--- start ---
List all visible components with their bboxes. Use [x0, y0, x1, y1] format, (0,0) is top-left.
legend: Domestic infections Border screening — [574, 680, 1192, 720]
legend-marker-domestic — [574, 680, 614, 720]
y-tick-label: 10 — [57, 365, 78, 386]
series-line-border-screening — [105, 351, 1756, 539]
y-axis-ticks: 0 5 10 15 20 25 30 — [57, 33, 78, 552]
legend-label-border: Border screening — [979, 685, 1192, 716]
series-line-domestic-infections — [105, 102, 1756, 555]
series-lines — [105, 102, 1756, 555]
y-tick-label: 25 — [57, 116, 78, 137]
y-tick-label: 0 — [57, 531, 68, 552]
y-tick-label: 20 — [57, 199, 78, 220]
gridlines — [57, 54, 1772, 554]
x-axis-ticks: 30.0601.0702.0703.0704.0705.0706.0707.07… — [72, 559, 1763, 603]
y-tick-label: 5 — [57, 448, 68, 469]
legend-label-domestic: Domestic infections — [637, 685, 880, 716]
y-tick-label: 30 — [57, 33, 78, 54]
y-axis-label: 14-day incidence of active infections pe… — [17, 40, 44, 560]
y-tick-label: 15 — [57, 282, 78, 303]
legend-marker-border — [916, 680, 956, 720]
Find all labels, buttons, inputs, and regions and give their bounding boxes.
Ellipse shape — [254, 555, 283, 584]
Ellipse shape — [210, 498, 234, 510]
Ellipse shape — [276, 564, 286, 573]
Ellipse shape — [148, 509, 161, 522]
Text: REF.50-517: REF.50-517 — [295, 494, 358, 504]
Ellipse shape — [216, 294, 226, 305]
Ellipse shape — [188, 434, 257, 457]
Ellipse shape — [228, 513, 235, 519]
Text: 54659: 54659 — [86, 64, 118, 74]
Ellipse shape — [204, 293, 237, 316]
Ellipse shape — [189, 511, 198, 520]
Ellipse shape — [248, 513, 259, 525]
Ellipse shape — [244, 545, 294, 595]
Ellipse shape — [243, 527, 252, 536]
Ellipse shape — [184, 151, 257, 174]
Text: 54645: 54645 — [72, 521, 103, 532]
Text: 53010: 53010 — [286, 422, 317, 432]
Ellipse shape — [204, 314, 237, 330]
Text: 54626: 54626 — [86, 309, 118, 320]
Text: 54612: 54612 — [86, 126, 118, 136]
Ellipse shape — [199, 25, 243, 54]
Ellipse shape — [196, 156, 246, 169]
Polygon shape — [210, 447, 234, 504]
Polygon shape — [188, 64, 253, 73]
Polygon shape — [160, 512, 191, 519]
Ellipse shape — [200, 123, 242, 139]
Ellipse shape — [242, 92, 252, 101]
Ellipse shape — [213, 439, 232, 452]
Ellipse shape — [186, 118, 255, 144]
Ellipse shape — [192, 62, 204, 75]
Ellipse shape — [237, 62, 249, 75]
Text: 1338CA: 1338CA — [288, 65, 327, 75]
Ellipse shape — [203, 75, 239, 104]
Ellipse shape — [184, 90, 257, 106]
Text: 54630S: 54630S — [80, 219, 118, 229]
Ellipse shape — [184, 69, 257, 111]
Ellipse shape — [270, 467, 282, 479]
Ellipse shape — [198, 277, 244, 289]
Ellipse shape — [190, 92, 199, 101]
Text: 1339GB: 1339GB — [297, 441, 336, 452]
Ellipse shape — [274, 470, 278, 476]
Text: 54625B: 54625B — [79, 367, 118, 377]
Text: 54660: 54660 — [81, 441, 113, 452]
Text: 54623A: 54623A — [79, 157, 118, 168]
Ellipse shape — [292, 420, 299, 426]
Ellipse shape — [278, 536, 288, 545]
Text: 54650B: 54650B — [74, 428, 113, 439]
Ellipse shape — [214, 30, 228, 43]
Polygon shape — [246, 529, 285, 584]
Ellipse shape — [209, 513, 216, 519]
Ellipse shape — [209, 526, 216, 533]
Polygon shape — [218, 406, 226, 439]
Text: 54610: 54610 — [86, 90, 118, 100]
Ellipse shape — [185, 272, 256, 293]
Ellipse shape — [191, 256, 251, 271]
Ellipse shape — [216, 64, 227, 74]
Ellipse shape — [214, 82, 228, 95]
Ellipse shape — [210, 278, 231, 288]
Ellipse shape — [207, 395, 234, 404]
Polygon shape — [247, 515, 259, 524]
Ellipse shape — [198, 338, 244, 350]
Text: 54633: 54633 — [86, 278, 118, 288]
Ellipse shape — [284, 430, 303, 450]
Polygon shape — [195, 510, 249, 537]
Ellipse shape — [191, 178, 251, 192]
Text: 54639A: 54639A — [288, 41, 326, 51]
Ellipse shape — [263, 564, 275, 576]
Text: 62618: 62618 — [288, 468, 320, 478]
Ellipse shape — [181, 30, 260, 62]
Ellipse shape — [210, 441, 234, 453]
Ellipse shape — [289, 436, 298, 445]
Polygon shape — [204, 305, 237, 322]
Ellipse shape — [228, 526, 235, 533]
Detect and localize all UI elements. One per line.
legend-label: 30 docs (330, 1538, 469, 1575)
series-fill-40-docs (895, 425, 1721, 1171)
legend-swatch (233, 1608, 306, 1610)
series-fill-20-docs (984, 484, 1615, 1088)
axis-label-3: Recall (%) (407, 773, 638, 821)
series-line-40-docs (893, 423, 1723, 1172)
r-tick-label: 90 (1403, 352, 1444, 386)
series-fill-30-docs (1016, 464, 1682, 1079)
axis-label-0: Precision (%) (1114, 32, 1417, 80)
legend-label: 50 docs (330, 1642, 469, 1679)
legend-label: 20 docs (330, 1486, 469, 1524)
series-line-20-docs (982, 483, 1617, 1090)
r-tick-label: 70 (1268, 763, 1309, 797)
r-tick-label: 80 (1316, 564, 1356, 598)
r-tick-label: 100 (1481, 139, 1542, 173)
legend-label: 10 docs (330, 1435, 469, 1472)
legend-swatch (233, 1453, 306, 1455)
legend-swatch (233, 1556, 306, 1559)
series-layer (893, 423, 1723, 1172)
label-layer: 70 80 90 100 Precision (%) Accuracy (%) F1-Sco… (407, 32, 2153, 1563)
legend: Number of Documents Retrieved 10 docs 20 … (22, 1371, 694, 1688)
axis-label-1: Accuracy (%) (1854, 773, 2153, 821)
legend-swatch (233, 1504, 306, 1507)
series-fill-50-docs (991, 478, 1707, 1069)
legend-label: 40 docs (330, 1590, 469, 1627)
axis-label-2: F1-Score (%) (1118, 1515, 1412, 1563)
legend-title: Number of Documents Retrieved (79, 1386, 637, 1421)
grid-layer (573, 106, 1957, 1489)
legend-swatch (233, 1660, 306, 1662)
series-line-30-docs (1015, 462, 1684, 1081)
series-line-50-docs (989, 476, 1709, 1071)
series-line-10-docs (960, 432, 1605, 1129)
--- end ---
• _Instructions to follow_: Reproduce each of the lines above without any changes.

• _Complete answer_:
List all visible components with their bboxes. Use [x0, y0, x1, y1] format, (0,0) is top-left.
legend: Domestic infections Border screening — [574, 680, 1192, 720]
legend-marker-domestic — [574, 680, 614, 720]
y-tick-label: 10 — [57, 365, 78, 386]
series-line-border-screening — [105, 351, 1756, 539]
y-axis-ticks: 0 5 10 15 20 25 30 — [57, 33, 78, 552]
legend-label-border: Border screening — [979, 685, 1192, 716]
series-line-domestic-infections — [105, 102, 1756, 555]
series-lines — [105, 102, 1756, 555]
y-tick-label: 25 — [57, 116, 78, 137]
y-tick-label: 0 — [57, 531, 68, 552]
y-tick-label: 20 — [57, 199, 78, 220]
gridlines — [57, 54, 1772, 554]
x-axis-ticks: 30.0601.0702.0703.0704.0705.0706.0707.07… — [72, 559, 1763, 603]
y-tick-label: 5 — [57, 448, 68, 469]
legend-label-domestic: Domestic infections — [637, 685, 880, 716]
y-tick-label: 30 — [57, 33, 78, 54]
y-axis-label: 14-day incidence of active infections pe… — [17, 40, 44, 560]
y-tick-label: 15 — [57, 282, 78, 303]
legend-marker-border — [916, 680, 956, 720]
Find all labels, buttons, inputs, and regions and give their bounding boxes.
Ellipse shape — [254, 555, 283, 584]
Ellipse shape — [210, 498, 234, 510]
Ellipse shape — [276, 564, 286, 573]
Ellipse shape — [148, 509, 161, 522]
Text: REF.50-517: REF.50-517 — [295, 494, 358, 504]
Ellipse shape — [216, 294, 226, 305]
Ellipse shape — [188, 434, 257, 457]
Ellipse shape — [228, 513, 235, 519]
Text: 54659: 54659 — [86, 64, 118, 74]
Ellipse shape — [204, 293, 237, 316]
Ellipse shape — [189, 511, 198, 520]
Ellipse shape — [248, 513, 259, 525]
Ellipse shape — [244, 545, 294, 595]
Ellipse shape — [243, 527, 252, 536]
Ellipse shape — [184, 151, 257, 174]
Text: 54645: 54645 — [72, 521, 103, 532]
Text: 53010: 53010 — [286, 422, 317, 432]
Ellipse shape — [204, 314, 237, 330]
Text: 54626: 54626 — [86, 309, 118, 320]
Text: 54612: 54612 — [86, 126, 118, 136]
Ellipse shape — [199, 25, 243, 54]
Ellipse shape — [196, 156, 246, 169]
Polygon shape — [210, 447, 234, 504]
Polygon shape — [188, 64, 253, 73]
Polygon shape — [160, 512, 191, 519]
Ellipse shape — [200, 123, 242, 139]
Ellipse shape — [242, 92, 252, 101]
Ellipse shape — [213, 439, 232, 452]
Ellipse shape — [186, 118, 255, 144]
Ellipse shape — [192, 62, 204, 75]
Ellipse shape — [237, 62, 249, 75]
Text: 1338CA: 1338CA — [288, 65, 327, 75]
Ellipse shape — [203, 75, 239, 104]
Ellipse shape — [184, 90, 257, 106]
Text: 54630S: 54630S — [80, 219, 118, 229]
Ellipse shape — [184, 69, 257, 111]
Ellipse shape — [270, 467, 282, 479]
Ellipse shape — [198, 277, 244, 289]
Ellipse shape — [190, 92, 199, 101]
Text: 1339GB: 1339GB — [297, 441, 336, 452]
Ellipse shape — [274, 470, 278, 476]
Text: 54625B: 54625B — [79, 367, 118, 377]
Text: 54660: 54660 — [81, 441, 113, 452]
Text: 54623A: 54623A — [79, 157, 118, 168]
Ellipse shape — [292, 420, 299, 426]
Ellipse shape — [278, 536, 288, 545]
Text: 54650B: 54650B — [74, 428, 113, 439]
Ellipse shape — [214, 30, 228, 43]
Polygon shape — [246, 529, 285, 584]
Ellipse shape — [209, 513, 216, 519]
Ellipse shape — [209, 526, 216, 533]
Polygon shape — [218, 406, 226, 439]
Text: 54610: 54610 — [86, 90, 118, 100]
Ellipse shape — [185, 272, 256, 293]
Ellipse shape — [191, 256, 251, 271]
Ellipse shape — [216, 64, 227, 74]
Ellipse shape — [214, 82, 228, 95]
Ellipse shape — [210, 278, 231, 288]
Ellipse shape — [207, 395, 234, 404]
Polygon shape — [247, 515, 259, 524]
Ellipse shape — [198, 338, 244, 350]
Text: 54633: 54633 — [86, 278, 118, 288]
Ellipse shape — [284, 430, 303, 450]
Polygon shape — [195, 510, 249, 537]
Ellipse shape — [191, 178, 251, 192]
Text: 54639A: 54639A — [288, 41, 326, 51]
Ellipse shape — [263, 564, 275, 576]
Text: 62618: 62618 — [288, 468, 320, 478]
Ellipse shape — [181, 30, 260, 62]
Ellipse shape — [210, 441, 234, 453]
Ellipse shape — [289, 436, 298, 445]
Polygon shape — [204, 305, 237, 322]
Ellipse shape — [228, 526, 235, 533]
Detect and localize all UI elements. One per line.
legend-label: 30 docs (330, 1538, 469, 1575)
series-fill-40-docs (895, 425, 1721, 1171)
legend-swatch (233, 1608, 306, 1610)
series-fill-20-docs (984, 484, 1615, 1088)
axis-label-3: Recall (%) (407, 773, 638, 821)
series-line-40-docs (893, 423, 1723, 1172)
r-tick-label: 90 (1403, 352, 1444, 386)
series-fill-30-docs (1016, 464, 1682, 1079)
axis-label-0: Precision (%) (1114, 32, 1417, 80)
legend-label: 50 docs (330, 1642, 469, 1679)
legend-label: 20 docs (330, 1486, 469, 1524)
series-line-20-docs (982, 483, 1617, 1090)
r-tick-label: 70 (1268, 763, 1309, 797)
r-tick-label: 80 (1316, 564, 1356, 598)
r-tick-label: 100 (1481, 139, 1542, 173)
legend-label: 10 docs (330, 1435, 469, 1472)
legend-swatch (233, 1453, 306, 1455)
legend-swatch (233, 1556, 306, 1559)
series-layer (893, 423, 1723, 1172)
label-layer: 70 80 90 100 Precision (%) Accuracy (%) F1-Sco… (407, 32, 2153, 1563)
legend: Number of Documents Retrieved 10 docs 20 … (22, 1371, 694, 1688)
axis-label-1: Accuracy (%) (1854, 773, 2153, 821)
legend-swatch (233, 1504, 306, 1507)
series-fill-50-docs (991, 478, 1707, 1069)
legend-label: 40 docs (330, 1590, 469, 1627)
axis-label-2: F1-Score (%) (1118, 1515, 1412, 1563)
legend-title: Number of Documents Retrieved (79, 1386, 637, 1421)
grid-layer (573, 106, 1957, 1489)
legend-swatch (233, 1660, 306, 1662)
series-line-30-docs (1015, 462, 1684, 1081)
series-line-50-docs (989, 476, 1709, 1071)
series-line-10-docs (960, 432, 1605, 1129)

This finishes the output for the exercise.